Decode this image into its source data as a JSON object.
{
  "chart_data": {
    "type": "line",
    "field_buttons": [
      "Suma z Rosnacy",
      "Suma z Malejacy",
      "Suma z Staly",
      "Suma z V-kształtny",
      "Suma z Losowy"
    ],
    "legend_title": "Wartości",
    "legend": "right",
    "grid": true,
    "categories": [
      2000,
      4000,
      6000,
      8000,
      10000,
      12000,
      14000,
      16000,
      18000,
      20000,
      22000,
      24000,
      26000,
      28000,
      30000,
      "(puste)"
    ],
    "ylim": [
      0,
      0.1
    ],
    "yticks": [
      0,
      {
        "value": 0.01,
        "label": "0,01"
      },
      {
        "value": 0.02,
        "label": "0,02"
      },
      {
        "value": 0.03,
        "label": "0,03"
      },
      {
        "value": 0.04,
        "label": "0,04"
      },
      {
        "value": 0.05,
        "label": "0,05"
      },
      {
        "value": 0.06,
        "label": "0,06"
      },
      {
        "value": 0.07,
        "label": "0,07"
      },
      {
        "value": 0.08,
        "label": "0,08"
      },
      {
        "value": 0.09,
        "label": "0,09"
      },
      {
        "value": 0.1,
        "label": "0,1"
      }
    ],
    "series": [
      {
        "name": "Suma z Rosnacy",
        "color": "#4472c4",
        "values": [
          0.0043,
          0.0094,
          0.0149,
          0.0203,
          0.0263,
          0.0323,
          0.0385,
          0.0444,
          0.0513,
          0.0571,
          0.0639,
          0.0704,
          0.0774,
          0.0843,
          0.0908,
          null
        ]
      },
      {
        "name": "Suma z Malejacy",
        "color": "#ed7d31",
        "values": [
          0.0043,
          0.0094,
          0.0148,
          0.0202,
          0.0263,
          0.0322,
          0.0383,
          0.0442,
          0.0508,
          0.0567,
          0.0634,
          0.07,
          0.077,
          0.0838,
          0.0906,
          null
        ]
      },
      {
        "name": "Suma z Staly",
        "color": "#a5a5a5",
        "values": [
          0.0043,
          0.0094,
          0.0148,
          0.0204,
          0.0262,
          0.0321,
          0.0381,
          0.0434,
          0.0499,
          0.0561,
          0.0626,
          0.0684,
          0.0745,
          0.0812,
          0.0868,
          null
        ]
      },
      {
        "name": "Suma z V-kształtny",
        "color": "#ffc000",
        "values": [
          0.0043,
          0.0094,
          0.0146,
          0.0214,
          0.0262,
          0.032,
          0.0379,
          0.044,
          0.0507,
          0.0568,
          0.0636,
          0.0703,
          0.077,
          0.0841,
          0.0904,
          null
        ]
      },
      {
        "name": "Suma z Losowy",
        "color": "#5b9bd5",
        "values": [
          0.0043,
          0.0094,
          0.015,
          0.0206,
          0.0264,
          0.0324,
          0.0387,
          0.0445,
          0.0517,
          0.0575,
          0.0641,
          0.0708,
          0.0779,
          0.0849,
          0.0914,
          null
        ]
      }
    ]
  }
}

+ + +

Requirement: Pull every line containing the word "label" out of the entries above.

Output:
        "label": "0,01"
        "label": "0,02"
        "label": "0,03"
        "label": "0,04"
        "label": "0,05"
        "label": "0,06"
        "label": "0,07"
        "label": "0,08"
        "label": "0,09"
        "label": "0,1"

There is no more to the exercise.